*Work to be completed*:
Reproduce the closing part of the entries exactly: the line with "Read this page and output its text content." and all lines after it, ending with the last line, and nothing else.
===== Items
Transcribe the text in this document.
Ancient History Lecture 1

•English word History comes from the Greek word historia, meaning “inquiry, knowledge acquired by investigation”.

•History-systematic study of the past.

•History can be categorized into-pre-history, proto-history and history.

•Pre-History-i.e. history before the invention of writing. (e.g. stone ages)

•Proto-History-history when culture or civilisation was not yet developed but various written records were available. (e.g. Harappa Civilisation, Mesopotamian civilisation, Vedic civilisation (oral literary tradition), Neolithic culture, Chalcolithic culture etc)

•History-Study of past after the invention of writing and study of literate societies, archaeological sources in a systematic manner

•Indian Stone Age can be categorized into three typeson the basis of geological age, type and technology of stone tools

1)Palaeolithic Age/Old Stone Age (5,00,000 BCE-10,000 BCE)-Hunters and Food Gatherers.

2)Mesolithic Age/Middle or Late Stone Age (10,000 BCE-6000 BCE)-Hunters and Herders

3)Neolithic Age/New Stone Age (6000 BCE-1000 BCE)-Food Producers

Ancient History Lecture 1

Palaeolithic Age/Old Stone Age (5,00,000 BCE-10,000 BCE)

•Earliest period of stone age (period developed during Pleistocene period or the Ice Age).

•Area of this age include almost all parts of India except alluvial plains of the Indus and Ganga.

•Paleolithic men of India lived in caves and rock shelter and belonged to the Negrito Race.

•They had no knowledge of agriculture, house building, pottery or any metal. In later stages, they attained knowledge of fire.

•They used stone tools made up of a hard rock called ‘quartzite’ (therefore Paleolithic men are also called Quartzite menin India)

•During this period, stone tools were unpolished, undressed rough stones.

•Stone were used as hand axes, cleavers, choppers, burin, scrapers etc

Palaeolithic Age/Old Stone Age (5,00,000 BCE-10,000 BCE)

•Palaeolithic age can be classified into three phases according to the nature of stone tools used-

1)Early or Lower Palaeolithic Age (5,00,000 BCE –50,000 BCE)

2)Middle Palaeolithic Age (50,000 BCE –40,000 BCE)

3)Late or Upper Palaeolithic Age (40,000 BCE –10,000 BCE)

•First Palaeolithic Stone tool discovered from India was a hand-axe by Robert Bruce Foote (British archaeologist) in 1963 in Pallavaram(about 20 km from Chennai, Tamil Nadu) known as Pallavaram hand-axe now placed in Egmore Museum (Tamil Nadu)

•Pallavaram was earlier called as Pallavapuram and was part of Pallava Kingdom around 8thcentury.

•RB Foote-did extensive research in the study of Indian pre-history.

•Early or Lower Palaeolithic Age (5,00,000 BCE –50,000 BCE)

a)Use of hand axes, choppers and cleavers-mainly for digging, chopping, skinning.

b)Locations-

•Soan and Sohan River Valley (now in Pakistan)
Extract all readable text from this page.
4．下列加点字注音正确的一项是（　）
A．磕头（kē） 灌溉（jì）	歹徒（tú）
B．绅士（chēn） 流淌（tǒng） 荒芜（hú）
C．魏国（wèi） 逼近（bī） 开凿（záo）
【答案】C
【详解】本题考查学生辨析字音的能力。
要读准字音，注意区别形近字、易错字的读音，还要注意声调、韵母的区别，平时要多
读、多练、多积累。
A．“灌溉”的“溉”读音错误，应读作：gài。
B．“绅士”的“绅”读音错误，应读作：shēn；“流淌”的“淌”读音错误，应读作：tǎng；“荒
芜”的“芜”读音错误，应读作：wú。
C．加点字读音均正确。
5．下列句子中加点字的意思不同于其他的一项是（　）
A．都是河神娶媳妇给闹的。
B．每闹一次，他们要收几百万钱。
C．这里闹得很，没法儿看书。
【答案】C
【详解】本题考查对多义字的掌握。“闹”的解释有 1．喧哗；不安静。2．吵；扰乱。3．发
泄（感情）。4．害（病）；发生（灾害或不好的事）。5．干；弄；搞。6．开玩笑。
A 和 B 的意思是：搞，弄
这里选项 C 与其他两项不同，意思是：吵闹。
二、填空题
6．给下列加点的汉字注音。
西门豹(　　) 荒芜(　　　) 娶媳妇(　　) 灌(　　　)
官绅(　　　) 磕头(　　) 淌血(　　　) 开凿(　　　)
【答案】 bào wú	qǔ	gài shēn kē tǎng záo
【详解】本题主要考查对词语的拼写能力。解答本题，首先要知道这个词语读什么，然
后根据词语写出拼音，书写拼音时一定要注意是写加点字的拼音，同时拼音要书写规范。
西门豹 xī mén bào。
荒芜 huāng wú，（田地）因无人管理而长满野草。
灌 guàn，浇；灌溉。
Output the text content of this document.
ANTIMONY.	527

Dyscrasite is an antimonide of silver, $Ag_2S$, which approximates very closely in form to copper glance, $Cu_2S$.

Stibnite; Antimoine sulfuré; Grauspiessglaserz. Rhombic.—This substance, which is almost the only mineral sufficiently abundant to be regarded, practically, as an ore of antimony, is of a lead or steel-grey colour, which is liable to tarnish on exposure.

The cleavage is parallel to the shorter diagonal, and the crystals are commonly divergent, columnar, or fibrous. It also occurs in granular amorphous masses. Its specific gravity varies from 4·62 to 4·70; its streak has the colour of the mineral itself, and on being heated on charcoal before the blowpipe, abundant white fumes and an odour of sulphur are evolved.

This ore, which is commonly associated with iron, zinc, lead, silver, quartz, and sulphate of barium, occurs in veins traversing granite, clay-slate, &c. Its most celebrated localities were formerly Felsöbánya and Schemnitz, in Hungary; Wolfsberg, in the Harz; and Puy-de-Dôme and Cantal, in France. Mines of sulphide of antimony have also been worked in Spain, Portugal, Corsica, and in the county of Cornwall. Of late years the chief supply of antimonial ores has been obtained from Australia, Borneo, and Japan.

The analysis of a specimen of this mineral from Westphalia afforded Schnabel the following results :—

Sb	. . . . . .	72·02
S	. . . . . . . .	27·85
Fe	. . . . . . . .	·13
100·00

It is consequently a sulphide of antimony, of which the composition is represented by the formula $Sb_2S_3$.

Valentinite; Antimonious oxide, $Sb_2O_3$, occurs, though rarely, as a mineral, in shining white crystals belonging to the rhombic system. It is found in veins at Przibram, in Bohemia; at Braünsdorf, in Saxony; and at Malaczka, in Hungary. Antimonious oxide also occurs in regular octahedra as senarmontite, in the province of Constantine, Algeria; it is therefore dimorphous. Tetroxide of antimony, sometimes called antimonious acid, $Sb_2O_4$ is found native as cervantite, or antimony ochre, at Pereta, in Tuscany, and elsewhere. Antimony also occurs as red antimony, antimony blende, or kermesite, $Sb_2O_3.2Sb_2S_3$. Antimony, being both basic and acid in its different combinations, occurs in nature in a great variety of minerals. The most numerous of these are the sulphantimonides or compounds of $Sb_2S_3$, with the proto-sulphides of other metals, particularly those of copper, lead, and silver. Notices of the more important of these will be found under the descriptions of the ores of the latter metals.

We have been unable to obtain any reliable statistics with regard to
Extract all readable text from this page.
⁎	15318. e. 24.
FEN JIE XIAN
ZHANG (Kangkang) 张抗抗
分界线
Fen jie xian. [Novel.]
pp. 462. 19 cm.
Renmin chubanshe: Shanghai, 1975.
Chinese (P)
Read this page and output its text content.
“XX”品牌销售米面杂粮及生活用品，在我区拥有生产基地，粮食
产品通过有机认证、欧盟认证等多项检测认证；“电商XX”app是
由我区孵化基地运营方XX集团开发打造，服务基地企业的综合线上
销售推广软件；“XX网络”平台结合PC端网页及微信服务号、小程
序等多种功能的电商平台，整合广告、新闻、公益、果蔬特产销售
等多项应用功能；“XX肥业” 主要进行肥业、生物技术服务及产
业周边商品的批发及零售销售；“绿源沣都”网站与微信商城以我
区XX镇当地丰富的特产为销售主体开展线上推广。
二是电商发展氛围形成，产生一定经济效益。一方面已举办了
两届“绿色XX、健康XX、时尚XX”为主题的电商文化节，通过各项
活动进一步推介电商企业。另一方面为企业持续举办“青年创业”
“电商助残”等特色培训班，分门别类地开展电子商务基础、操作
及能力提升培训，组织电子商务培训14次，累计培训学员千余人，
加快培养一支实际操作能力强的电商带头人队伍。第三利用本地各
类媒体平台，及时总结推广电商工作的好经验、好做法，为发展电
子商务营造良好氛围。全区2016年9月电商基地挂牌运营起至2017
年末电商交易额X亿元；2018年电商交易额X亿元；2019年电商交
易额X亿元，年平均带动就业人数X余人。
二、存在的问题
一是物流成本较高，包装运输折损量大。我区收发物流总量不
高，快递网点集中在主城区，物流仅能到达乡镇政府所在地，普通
==========
*Written reply*:
Read this page and output its text content.
“XX”品牌销售米面杂粮及生活用品，在我区拥有生产基地，粮食
产品通过有机认证、欧盟认证等多项检测认证；“电商XX”app是
由我区孵化基地运营方XX集团开发打造，服务基地企业的综合线上
销售推广软件；“XX网络”平台结合PC端网页及微信服务号、小程
序等多种功能的电商平台，整合广告、新闻、公益、果蔬特产销售
等多项应用功能；“XX肥业” 主要进行肥业、生物技术服务及产
业周边商品的批发及零售销售；“绿源沣都”网站与微信商城以我
区XX镇当地丰富的特产为销售主体开展线上推广。
二是电商发展氛围形成，产生一定经济效益。一方面已举办了
两届“绿色XX、健康XX、时尚XX”为主题的电商文化节，通过各项
活动进一步推介电商企业。另一方面为企业持续举办“青年创业”
“电商助残”等特色培训班，分门别类地开展电子商务基础、操作
及能力提升培训，组织电子商务培训14次，累计培训学员千余人，
加快培养一支实际操作能力强的电商带头人队伍。第三利用本地各
类媒体平台，及时总结推广电商工作的好经验、好做法，为发展电
子商务营造良好氛围。全区2016年9月电商基地挂牌运营起至2017
年末电商交易额X亿元；2018年电商交易额X亿元；2019年电商交
易额X亿元，年平均带动就业人数X余人。
二、存在的问题
一是物流成本较高，包装运输折损量大。我区收发物流总量不
高，快递网点集中在主城区，物流仅能到达乡镇政府所在地，普通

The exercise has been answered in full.